» PROBLEM TO SOLVE: Filter these entries so that only lines with the word "name" remain.

Saved entries
((

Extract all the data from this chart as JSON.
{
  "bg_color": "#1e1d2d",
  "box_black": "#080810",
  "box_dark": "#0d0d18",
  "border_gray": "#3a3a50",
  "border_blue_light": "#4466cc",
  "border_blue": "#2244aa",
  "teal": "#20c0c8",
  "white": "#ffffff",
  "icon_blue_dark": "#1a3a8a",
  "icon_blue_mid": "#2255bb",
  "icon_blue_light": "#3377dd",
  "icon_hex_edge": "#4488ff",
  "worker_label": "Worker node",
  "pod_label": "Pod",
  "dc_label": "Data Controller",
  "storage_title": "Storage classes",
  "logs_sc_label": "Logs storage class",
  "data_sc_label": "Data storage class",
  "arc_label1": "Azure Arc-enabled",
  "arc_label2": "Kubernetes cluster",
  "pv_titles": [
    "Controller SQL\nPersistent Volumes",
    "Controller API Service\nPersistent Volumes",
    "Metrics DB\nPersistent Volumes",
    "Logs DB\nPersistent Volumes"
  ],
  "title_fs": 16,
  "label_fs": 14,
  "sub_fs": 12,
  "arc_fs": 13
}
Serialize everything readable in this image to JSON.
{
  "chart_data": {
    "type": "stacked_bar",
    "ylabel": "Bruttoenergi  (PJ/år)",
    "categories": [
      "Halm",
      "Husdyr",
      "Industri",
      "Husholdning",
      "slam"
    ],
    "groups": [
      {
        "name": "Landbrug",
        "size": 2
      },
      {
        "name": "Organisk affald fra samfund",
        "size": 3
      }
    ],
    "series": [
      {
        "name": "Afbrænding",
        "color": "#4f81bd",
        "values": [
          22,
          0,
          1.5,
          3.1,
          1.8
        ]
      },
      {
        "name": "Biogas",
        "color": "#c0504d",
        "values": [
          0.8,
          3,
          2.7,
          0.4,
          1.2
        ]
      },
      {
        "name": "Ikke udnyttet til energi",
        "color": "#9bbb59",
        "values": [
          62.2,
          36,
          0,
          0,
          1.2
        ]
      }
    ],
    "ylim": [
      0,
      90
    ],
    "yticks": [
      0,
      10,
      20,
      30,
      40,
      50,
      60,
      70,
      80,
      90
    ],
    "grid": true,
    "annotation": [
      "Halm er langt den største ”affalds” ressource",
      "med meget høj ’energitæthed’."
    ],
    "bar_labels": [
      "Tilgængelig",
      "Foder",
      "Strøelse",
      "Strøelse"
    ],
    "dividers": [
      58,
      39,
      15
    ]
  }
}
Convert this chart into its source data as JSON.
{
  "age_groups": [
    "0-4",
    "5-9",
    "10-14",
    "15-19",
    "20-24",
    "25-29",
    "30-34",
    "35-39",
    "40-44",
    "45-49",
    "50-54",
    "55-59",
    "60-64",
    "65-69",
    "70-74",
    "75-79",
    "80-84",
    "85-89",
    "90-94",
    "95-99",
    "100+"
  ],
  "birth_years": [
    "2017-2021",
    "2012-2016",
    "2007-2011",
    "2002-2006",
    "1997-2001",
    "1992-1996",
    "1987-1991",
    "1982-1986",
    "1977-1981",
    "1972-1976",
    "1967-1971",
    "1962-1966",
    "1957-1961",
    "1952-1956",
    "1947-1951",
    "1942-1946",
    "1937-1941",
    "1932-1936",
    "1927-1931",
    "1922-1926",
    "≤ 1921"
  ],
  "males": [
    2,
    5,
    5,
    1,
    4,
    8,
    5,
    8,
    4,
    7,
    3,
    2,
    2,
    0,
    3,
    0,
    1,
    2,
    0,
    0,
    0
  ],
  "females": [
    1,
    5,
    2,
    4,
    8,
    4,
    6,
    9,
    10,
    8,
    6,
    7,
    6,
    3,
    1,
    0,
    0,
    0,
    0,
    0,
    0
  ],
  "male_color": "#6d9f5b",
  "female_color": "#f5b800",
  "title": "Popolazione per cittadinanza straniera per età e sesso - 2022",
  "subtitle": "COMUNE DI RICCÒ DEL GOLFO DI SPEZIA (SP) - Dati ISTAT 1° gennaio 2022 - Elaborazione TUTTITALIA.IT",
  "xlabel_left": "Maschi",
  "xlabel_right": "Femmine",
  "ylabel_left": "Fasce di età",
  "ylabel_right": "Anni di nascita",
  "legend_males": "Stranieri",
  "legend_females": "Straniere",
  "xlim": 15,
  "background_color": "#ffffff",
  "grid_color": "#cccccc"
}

))

» WRITTEN RESPONSE:
        "name": "Landbrug",
        "name": "Organisk affald fra samfund",
        "name": "Afbrænding",
        "name": "Biogas",
        "name": "Ikke udnyttet til energi",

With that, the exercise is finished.